**PROBLEM DESCRIPTION:** Count up the lines in the following listing that hold the word "budget", then give only that count.

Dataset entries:
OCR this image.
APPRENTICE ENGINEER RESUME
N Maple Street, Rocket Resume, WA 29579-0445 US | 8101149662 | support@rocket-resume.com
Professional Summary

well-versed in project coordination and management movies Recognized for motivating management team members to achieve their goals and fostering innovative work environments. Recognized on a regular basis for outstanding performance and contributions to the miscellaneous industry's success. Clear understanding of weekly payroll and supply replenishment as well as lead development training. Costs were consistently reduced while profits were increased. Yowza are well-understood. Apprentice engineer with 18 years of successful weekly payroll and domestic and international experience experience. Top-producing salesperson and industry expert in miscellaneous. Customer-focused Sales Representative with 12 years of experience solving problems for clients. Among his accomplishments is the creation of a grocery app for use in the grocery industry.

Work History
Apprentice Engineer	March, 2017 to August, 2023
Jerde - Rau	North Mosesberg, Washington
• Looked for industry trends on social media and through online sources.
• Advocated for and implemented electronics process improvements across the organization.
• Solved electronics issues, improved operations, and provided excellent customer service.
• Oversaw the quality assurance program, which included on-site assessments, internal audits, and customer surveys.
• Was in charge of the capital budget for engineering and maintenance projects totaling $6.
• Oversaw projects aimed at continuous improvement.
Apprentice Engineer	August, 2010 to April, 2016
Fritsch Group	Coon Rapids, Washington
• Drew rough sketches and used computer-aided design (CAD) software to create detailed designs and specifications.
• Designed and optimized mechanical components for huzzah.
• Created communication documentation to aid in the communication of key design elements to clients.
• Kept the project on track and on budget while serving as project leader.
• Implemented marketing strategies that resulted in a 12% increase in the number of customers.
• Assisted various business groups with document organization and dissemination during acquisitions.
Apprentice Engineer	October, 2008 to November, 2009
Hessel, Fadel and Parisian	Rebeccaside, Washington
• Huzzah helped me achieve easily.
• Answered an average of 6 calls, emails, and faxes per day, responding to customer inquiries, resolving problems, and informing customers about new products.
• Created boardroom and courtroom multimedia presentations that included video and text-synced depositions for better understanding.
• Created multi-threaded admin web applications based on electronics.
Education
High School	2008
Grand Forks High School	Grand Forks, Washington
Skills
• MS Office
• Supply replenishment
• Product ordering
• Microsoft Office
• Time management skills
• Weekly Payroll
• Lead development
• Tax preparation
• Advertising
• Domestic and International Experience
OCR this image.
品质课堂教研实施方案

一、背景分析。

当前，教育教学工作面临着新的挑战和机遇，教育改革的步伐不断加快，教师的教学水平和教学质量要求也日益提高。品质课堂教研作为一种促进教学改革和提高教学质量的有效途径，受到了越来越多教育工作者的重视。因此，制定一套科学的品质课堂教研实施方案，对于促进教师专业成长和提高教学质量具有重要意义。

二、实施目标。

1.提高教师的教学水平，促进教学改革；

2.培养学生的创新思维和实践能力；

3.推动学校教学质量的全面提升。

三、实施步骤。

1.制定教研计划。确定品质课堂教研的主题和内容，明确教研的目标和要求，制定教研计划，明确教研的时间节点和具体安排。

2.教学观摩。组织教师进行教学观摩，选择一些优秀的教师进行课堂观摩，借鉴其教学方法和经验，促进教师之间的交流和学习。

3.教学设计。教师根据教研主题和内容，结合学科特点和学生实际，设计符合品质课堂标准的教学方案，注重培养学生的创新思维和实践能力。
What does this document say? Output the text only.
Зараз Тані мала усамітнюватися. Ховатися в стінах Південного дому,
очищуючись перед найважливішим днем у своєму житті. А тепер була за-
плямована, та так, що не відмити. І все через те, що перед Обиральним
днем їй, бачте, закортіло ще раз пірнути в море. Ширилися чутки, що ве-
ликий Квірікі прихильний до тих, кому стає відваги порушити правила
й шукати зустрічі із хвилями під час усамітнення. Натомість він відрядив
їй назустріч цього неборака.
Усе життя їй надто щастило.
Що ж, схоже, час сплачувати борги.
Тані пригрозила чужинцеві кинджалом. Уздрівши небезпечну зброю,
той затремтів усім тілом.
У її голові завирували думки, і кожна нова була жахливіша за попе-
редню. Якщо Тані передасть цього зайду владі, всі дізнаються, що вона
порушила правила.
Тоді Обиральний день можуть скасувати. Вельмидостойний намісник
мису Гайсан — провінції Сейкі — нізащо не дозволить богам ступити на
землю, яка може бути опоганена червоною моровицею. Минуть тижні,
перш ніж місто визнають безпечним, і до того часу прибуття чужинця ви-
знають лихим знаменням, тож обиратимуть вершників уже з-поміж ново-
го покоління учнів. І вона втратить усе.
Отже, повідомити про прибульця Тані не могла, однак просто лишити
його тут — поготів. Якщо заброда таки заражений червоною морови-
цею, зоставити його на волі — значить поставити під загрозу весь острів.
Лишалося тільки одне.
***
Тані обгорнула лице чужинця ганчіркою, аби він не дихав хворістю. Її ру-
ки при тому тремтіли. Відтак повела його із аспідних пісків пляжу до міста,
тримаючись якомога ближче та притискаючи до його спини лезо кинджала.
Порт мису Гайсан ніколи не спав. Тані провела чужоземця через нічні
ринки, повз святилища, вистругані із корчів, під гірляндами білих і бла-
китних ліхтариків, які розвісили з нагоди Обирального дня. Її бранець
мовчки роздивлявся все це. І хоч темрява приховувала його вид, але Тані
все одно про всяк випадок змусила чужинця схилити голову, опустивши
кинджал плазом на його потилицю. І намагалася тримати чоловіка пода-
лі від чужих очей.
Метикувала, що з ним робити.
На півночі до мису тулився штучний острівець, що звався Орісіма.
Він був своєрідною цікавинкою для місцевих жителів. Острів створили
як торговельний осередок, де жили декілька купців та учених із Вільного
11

**RESULT FOR THIS TASK:** 2